• WRITTEN REQUEST
Retype all the entries word for word, but omit the pictures.
:: DATA ENTRIES
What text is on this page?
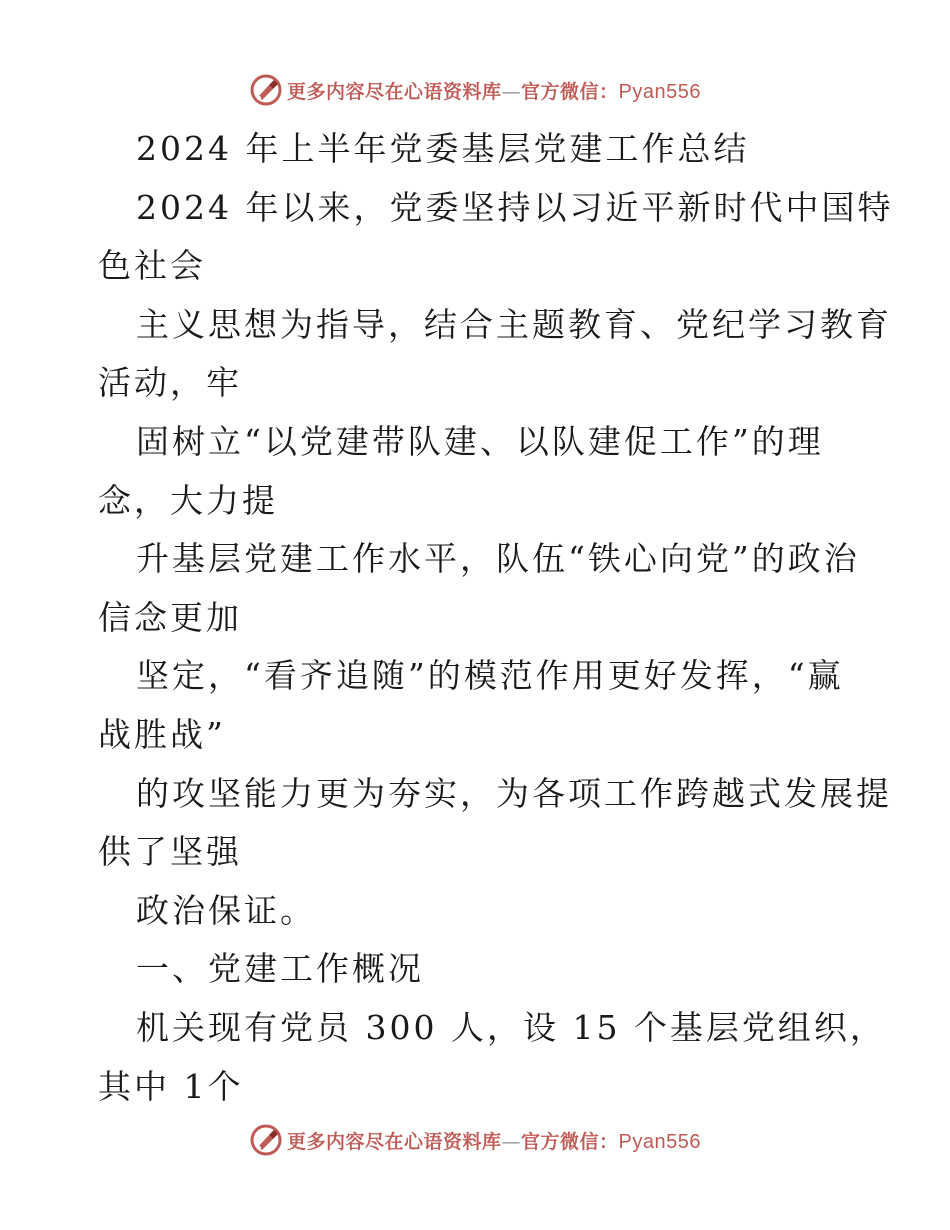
更多内容尽在心语资料库—官方微信：Pyan556
2024 年上半年党委基层党建工作总结
2024 年以来，党委坚持以习近平新时代中国特
色社会
主义思想为指导，结合主题教育、党纪学习教育
活动，牢
固树立“以党建带队建、以队建促工作”的理
念，大力提
升基层党建工作水平，队伍“铁心向党”的政治
信念更加
坚定，“看齐追随”的模范作用更好发挥，“赢
战胜战”
的攻坚能力更为夯实，为各项工作跨越式发展提
供了坚强
政治保证。
一、党建工作概况
机关现有党员 300 人，设 15 个基层党组织，
其中 1个
更多内容尽在心语资料库—官方微信：Pyan556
::::
• ANSWER TO THIS EXERCISE
What text is on this page?
更多内容尽在心语资料库—官方微信：Pyan556
2024 年上半年党委基层党建工作总结
2024 年以来，党委坚持以习近平新时代中国特
色社会
主义思想为指导，结合主题教育、党纪学习教育
活动，牢
固树立“以党建带队建、以队建促工作”的理
念，大力提
升基层党建工作水平，队伍“铁心向党”的政治
信念更加
坚定，“看齐追随”的模范作用更好发挥，“赢
战胜战”
的攻坚能力更为夯实，为各项工作跨越式发展提
供了坚强
政治保证。
一、党建工作概况
机关现有党员 300 人，设 15 个基层党组织，
其中 1个
更多内容尽在心语资料库—官方微信：Pyan556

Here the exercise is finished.